Word for word, restate every line of the material.

## Given records
%%

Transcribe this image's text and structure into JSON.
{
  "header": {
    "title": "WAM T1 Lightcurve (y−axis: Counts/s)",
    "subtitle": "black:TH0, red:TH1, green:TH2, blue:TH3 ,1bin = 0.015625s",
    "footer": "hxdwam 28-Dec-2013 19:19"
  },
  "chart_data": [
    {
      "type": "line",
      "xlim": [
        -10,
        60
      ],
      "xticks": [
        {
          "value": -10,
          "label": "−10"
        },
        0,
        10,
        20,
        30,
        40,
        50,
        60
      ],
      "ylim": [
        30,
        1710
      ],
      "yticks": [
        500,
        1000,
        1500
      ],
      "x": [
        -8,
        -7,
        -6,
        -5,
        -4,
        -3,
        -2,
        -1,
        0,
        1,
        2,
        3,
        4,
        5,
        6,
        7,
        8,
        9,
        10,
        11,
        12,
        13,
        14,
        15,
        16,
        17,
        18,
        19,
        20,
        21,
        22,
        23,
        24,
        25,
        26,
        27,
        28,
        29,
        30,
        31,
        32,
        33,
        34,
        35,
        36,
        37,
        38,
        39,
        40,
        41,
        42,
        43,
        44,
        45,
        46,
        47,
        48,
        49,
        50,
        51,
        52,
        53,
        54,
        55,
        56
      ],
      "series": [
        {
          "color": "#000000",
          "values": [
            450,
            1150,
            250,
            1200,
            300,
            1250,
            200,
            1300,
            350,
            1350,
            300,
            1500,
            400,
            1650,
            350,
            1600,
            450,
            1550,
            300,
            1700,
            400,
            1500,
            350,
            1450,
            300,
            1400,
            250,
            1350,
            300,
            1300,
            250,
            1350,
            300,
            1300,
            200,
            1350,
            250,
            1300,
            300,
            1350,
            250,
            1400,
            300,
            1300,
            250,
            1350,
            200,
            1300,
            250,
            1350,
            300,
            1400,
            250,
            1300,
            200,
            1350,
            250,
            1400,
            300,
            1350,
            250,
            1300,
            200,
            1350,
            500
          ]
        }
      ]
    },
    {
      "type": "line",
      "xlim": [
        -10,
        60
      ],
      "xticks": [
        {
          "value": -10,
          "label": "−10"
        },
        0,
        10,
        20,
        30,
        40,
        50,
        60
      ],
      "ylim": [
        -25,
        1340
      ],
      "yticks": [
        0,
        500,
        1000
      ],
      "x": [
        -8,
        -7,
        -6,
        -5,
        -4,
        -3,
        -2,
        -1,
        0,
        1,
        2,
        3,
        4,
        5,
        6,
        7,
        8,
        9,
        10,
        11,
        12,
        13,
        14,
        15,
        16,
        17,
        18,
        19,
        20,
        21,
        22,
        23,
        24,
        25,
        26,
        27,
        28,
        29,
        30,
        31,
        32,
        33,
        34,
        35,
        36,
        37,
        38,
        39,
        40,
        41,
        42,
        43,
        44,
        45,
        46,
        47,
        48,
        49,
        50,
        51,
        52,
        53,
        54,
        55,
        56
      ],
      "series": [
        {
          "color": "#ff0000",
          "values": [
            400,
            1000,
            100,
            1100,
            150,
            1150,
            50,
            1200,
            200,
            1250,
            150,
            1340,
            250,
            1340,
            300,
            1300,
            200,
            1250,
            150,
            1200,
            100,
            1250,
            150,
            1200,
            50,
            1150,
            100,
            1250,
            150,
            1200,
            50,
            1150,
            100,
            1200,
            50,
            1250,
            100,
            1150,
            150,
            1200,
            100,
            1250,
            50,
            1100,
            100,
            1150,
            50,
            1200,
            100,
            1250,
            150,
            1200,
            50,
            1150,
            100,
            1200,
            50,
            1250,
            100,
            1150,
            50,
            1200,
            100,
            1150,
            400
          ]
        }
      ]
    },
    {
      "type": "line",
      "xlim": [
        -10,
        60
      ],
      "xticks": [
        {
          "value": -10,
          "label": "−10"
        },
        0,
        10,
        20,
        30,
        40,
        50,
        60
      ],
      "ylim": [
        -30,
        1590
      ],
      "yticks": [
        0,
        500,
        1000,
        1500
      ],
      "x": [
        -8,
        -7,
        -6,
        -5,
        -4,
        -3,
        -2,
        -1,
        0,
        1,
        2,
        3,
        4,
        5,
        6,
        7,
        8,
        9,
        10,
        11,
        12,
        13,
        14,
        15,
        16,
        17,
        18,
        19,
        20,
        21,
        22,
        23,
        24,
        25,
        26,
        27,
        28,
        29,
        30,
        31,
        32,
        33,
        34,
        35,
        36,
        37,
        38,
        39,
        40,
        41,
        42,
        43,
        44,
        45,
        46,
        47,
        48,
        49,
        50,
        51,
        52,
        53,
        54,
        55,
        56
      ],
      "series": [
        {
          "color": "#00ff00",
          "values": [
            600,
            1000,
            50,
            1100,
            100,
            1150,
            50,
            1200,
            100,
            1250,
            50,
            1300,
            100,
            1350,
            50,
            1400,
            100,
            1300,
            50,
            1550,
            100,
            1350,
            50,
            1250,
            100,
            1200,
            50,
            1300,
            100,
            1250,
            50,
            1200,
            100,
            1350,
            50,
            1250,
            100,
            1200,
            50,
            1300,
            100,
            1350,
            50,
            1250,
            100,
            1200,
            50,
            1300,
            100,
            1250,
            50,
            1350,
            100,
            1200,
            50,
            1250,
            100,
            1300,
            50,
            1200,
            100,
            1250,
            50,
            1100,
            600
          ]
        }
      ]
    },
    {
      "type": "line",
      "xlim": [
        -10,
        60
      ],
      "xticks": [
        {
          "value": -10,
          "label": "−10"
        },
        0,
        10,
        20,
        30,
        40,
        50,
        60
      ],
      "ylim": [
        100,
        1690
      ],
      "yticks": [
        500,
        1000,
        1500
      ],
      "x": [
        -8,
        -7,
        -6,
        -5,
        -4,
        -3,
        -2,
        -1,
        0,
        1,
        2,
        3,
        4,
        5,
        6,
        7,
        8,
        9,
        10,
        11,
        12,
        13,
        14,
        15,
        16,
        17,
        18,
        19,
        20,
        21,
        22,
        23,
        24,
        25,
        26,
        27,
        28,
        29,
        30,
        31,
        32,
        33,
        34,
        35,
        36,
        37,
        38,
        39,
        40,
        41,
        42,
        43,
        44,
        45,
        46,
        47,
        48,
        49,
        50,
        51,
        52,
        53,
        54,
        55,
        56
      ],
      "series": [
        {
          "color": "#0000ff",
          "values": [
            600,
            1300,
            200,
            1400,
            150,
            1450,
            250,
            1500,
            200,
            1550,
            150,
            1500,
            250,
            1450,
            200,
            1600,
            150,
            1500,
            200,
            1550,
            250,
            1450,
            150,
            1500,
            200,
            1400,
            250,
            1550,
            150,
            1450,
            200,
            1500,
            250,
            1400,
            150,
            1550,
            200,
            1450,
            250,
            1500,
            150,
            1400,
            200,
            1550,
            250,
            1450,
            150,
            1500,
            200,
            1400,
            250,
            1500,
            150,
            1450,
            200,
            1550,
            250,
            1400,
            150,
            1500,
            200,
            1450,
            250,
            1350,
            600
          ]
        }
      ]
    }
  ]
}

%%

## Finished task
Transcribe this image's text and structure into JSON.
{
  "header": {
    "title": "WAM T1 Lightcurve (y−axis: Counts/s)",
    "subtitle": "black:TH0, red:TH1, green:TH2, blue:TH3 ,1bin = 0.015625s",
    "footer": "hxdwam 28-Dec-2013 19:19"
  },
  "chart_data": [
    {
      "type": "line",
      "xlim": [
        -10,
        60
      ],
      "xticks": [
        {
          "value": -10,
          "label": "−10"
        },
        0,
        10,
        20,
        30,
        40,
        50,
        60
      ],
      "ylim": [
        30,
        1710
      ],
      "yticks": [
        500,
        1000,
        1500
      ],
      "x": [
        -8,
        -7,
        -6,
        -5,
        -4,
        -3,
        -2,
        -1,
        0,
        1,
        2,
        3,
        4,
        5,
        6,
        7,
        8,
        9,
        10,
        11,
        12,
        13,
        14,
        15,
        16,
        17,
        18,
        19,
        20,
        21,
        22,
        23,
        24,
        25,
        26,
        27,
        28,
        29,
        30,
        31,
        32,
        33,
        34,
        35,
        36,
        37,
        38,
        39,
        40,
        41,
        42,
        43,
        44,
        45,
        46,
        47,
        48,
        49,
        50,
        51,
        52,
        53,
        54,
        55,
        56
      ],
      "series": [
        {
          "color": "#000000",
          "values": [
            450,
            1150,
            250,
            1200,
            300,
            1250,
            200,
            1300,
            350,
            1350,
            300,
            1500,
            400,
            1650,
            350,
            1600,
            450,
            1550,
            300,
            1700,
            400,
            1500,
            350,
            1450,
            300,
            1400,
            250,
            1350,
            300,
            1300,
            250,
            1350,
            300,
            1300,
            200,
            1350,
            250,
            1300,
            300,
            1350,
            250,
            1400,
            300,
            1300,
            250,
            1350,
            200,
            1300,
            250,
            1350,
            300,
            1400,
            250,
            1300,
            200,
            1350,
            250,
            1400,
            300,
            1350,
            250,
            1300,
            200,
            1350,
            500
          ]
        }
      ]
    },
    {
      "type": "line",
      "xlim": [
        -10,
        60
      ],
      "xticks": [
        {
          "value": -10,
          "label": "−10"
        },
        0,
        10,
        20,
        30,
        40,
        50,
        60
      ],
      "ylim": [
        -25,
        1340
      ],
      "yticks": [
        0,
        500,
        1000
      ],
      "x": [
        -8,
        -7,
        -6,
        -5,
        -4,
        -3,
        -2,
        -1,
        0,
        1,
        2,
        3,
        4,
        5,
        6,
        7,
        8,
        9,
        10,
        11,
        12,
        13,
        14,
        15,
        16,
        17,
        18,
        19,
        20,
        21,
        22,
        23,
        24,
        25,
        26,
        27,
        28,
        29,
        30,
        31,
        32,
        33,
        34,
        35,
        36,
        37,
        38,
        39,
        40,
        41,
        42,
        43,
        44,
        45,
        46,
        47,
        48,
        49,
        50,
        51,
        52,
        53,
        54,
        55,
        56
      ],
      "series": [
        {
          "color": "#ff0000",
          "values": [
            400,
            1000,
            100,
            1100,
            150,
            1150,
            50,
            1200,
            200,
            1250,
            150,
            1340,
            250,
            1340,
            300,
            1300,
            200,
            1250,
            150,
            1200,
            100,
            1250,
            150,
            1200,
            50,
            1150,
            100,
            1250,
            150,
            1200,
            50,
            1150,
            100,
            1200,
            50,
            1250,
            100,
            1150,
            150,
            1200,
            100,
            1250,
            50,
            1100,
            100,
            1150,
            50,
            1200,
            100,
            1250,
            150,
            1200,
            50,
            1150,
            100,
            1200,
            50,
            1250,
            100,
            1150,
            50,
            1200,
            100,
            1150,
            400
          ]
        }
      ]
    },
    {
      "type": "line",
      "xlim": [
        -10,
        60
      ],
      "xticks": [
        {
          "value": -10,
          "label": "−10"
        },
        0,
        10,
        20,
        30,
        40,
        50,
        60
      ],
      "ylim": [
        -30,
        1590
      ],
      "yticks": [
        0,
        500,
        1000,
        1500
      ],
      "x": [
        -8,
        -7,
        -6,
        -5,
        -4,
        -3,
        -2,
        -1,
        0,
        1,
        2,
        3,
        4,
        5,
        6,
        7,
        8,
        9,
        10,
        11,
        12,
        13,
        14,
        15,
        16,
        17,
        18,
        19,
        20,
        21,
        22,
        23,
        24,
        25,
        26,
        27,
        28,
        29,
        30,
        31,
        32,
        33,
        34,
        35,
        36,
        37,
        38,
        39,
        40,
        41,
        42,
        43,
        44,
        45,
        46,
        47,
        48,
        49,
        50,
        51,
        52,
        53,
        54,
        55,
        56
      ],
      "series": [
        {
          "color": "#00ff00",
          "values": [
            600,
            1000,
            50,
            1100,
            100,
            1150,
            50,
            1200,
            100,
            1250,
            50,
            1300,
            100,
            1350,
            50,
            1400,
            100,
            1300,
            50,
            1550,
            100,
            1350,
            50,
            1250,
            100,
            1200,
            50,
            1300,
            100,
            1250,
            50,
            1200,
            100,
            1350,
            50,
            1250,
            100,
            1200,
            50,
            1300,
            100,
            1350,
            50,
            1250,
            100,
            1200,
            50,
            1300,
            100,
            1250,
            50,
            1350,
            100,
            1200,
            50,
            1250,
            100,
            1300,
            50,
            1200,
            100,
            1250,
            50,
            1100,
            600
          ]
        }
      ]
    },
    {
      "type": "line",
      "xlim": [
        -10,
        60
      ],
      "xticks": [
        {
          "value": -10,
          "label": "−10"
        },
        0,
        10,
        20,
        30,
        40,
        50,
        60
      ],
      "ylim": [
        100,
        1690
      ],
      "yticks": [
        500,
        1000,
        1500
      ],
      "x": [
        -8,
        -7,
        -6,
        -5,
        -4,
        -3,
        -2,
        -1,
        0,
        1,
        2,
        3,
        4,
        5,
        6,
        7,
        8,
        9,
        10,
        11,
        12,
        13,
        14,
        15,
        16,
        17,
        18,
        19,
        20,
        21,
        22,
        23,
        24,
        25,
        26,
        27,
        28,
        29,
        30,
        31,
        32,
        33,
        34,
        35,
        36,
        37,
        38,
        39,
        40,
        41,
        42,
        43,
        44,
        45,
        46,
        47,
        48,
        49,
        50,
        51,
        52,
        53,
        54,
        55,
        56
      ],
      "series": [
        {
          "color": "#0000ff",
          "values": [
            600,
            1300,
            200,
            1400,
            150,
            1450,
            250,
            1500,
            200,
            1550,
            150,
            1500,
            250,
            1450,
            200,
            1600,
            150,
            1500,
            200,
            1550,
            250,
            1450,
            150,
            1500,
            200,
            1400,
            250,
            1550,
            150,
            1450,
            200,
            1500,
            250,
            1400,
            150,
            1550,
            200,
            1450,
            250,
            1500,
            150,
            1400,
            200,
            1550,
            250,
            1450,
            150,
            1500,
            200,
            1400,
            250,
            1500,
            150,
            1450,
            200,
            1550,
            250,
            1400,
            150,
            1500,
            200,
            1450,
            250,
            1350,
            600
          ]
        }
      ]
    }
  ]
}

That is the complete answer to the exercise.